INPUT FOR THIS TASK:
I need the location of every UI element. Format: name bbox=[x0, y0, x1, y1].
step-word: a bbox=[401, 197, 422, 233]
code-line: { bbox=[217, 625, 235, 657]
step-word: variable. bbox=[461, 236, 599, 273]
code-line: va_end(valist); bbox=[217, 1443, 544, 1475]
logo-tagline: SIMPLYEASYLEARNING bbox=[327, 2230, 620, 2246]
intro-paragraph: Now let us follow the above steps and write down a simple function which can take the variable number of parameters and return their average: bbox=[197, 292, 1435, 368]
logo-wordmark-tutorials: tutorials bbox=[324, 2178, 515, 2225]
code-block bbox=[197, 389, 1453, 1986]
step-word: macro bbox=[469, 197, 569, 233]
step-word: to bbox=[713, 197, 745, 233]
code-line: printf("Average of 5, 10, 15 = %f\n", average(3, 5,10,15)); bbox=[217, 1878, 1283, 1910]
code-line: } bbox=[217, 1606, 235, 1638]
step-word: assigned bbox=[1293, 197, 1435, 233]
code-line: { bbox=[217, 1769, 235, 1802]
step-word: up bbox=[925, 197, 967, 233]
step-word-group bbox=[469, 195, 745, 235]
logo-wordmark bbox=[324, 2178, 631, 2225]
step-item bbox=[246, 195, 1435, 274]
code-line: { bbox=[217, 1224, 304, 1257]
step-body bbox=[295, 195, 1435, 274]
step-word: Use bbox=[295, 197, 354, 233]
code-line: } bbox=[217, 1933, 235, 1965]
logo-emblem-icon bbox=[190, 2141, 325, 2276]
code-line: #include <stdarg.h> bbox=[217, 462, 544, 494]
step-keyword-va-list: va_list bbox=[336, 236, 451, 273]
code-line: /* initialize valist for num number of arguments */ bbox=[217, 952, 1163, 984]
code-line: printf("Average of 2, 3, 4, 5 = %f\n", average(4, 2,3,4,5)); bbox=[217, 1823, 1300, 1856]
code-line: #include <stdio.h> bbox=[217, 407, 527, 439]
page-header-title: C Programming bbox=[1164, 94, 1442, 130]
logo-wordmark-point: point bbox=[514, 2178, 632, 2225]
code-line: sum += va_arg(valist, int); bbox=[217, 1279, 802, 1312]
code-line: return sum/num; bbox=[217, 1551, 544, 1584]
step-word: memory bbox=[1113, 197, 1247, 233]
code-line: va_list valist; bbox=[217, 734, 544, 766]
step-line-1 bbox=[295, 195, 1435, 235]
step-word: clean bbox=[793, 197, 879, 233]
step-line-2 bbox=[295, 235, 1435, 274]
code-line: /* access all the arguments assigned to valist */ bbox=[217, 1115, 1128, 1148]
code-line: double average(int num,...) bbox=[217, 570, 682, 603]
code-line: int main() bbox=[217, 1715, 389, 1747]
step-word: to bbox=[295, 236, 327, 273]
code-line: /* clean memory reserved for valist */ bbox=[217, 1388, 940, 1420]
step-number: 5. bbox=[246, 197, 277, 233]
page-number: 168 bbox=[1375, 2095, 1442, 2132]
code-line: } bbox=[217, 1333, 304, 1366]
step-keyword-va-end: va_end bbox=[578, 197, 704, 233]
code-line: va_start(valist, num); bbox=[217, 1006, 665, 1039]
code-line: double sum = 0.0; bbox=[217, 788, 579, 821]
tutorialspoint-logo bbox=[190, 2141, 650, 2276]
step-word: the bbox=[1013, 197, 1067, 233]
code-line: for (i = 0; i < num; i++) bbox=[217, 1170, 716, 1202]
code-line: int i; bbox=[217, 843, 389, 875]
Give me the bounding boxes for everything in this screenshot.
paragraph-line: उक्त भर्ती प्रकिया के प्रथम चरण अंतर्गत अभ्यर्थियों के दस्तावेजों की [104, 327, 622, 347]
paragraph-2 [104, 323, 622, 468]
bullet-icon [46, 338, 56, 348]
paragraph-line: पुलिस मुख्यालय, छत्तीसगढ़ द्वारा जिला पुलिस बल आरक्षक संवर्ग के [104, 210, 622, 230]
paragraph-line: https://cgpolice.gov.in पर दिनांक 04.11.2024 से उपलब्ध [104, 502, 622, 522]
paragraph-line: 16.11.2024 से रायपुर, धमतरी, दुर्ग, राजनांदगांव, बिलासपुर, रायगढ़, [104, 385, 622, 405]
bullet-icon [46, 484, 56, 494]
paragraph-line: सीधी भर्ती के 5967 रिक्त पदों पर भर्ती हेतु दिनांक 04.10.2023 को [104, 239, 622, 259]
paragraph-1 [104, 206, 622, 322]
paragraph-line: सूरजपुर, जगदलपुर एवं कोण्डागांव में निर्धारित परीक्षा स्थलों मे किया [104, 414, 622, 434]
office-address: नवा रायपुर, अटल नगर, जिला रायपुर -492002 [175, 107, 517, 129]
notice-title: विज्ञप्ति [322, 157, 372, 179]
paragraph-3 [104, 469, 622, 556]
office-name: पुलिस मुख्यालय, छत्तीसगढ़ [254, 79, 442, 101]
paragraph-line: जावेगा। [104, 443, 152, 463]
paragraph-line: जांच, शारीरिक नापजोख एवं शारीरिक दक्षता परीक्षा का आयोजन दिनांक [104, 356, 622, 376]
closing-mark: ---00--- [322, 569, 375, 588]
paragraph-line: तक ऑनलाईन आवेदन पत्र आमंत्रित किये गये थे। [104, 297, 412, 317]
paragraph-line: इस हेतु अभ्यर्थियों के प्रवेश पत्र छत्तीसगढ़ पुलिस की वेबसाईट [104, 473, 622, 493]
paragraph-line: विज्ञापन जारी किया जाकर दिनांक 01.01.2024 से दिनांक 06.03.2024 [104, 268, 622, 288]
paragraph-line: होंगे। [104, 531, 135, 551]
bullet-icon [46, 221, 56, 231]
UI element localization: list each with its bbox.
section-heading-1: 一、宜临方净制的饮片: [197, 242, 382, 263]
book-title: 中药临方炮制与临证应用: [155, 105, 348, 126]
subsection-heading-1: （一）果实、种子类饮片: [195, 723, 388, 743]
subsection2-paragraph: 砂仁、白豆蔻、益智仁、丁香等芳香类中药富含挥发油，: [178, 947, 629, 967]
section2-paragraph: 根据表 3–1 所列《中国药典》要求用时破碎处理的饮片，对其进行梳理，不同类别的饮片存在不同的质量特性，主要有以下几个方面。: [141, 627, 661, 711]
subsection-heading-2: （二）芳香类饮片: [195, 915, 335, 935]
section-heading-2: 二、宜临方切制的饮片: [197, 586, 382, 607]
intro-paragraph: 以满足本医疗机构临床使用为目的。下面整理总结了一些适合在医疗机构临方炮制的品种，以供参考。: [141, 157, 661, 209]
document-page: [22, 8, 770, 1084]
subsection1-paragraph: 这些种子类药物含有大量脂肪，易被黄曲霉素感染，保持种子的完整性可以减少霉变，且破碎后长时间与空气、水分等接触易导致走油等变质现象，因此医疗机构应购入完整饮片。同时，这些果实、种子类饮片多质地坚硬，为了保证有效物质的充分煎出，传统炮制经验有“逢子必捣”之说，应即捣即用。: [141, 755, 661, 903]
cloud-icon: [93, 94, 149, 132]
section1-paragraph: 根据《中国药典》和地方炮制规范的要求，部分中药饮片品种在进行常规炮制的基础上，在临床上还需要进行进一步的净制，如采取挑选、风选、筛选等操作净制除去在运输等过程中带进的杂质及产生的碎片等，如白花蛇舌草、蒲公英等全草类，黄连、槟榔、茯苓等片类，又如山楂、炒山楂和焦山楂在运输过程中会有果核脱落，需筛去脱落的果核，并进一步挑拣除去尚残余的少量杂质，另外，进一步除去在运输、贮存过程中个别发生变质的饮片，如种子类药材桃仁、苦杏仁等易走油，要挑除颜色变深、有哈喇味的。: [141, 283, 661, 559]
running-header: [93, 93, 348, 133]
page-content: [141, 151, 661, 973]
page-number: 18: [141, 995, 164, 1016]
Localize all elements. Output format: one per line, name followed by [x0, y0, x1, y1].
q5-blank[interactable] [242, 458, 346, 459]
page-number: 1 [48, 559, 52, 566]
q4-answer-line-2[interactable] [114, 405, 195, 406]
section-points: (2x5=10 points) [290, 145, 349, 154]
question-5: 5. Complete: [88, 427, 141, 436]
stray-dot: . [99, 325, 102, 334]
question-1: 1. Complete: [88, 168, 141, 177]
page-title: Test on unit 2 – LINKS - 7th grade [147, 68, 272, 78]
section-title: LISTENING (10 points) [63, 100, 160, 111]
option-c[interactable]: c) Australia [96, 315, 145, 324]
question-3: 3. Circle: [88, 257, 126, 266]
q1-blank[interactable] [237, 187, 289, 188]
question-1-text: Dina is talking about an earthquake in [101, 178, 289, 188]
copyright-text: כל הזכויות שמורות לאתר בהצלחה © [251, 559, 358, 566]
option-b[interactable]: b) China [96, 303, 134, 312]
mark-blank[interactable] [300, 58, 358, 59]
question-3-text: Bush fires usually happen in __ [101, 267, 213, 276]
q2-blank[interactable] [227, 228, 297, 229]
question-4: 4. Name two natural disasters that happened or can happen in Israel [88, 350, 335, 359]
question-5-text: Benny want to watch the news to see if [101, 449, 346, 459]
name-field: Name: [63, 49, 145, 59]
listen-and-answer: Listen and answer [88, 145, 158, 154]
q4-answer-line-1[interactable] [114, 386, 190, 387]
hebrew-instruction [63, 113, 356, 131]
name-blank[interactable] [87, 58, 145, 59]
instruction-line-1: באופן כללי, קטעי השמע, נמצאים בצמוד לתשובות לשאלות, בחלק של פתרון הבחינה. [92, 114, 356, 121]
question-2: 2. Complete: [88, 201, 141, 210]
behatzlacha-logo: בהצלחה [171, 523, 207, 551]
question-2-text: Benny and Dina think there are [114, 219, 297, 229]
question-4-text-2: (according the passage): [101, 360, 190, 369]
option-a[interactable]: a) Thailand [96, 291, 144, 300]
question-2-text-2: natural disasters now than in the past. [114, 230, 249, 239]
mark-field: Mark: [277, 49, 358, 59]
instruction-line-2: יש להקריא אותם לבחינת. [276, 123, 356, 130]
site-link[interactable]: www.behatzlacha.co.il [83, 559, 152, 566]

EXERCISE DIRECTIONS: Print every line from the very first line of the records down to the line containing "step-word: to bbox=[713, 197, 745, 233]", keeping both ends and copying each line unchanged.

SOLVED EXERCISE:
I need the location of every UI element. Format: name bbox=[x0, y0, x1, y1].
step-word: a bbox=[401, 197, 422, 233]
code-line: { bbox=[217, 625, 235, 657]
step-word: variable. bbox=[461, 236, 599, 273]
code-line: va_end(valist); bbox=[217, 1443, 544, 1475]
logo-tagline: SIMPLYEASYLEARNING bbox=[327, 2230, 620, 2246]
intro-paragraph: Now let us follow the above steps and write down a simple function which can take the variable number of parameters and return their average: bbox=[197, 292, 1435, 368]
logo-wordmark-tutorials: tutorials bbox=[324, 2178, 515, 2225]
code-block bbox=[197, 389, 1453, 1986]
step-word: macro bbox=[469, 197, 569, 233]
step-word: to bbox=[713, 197, 745, 233]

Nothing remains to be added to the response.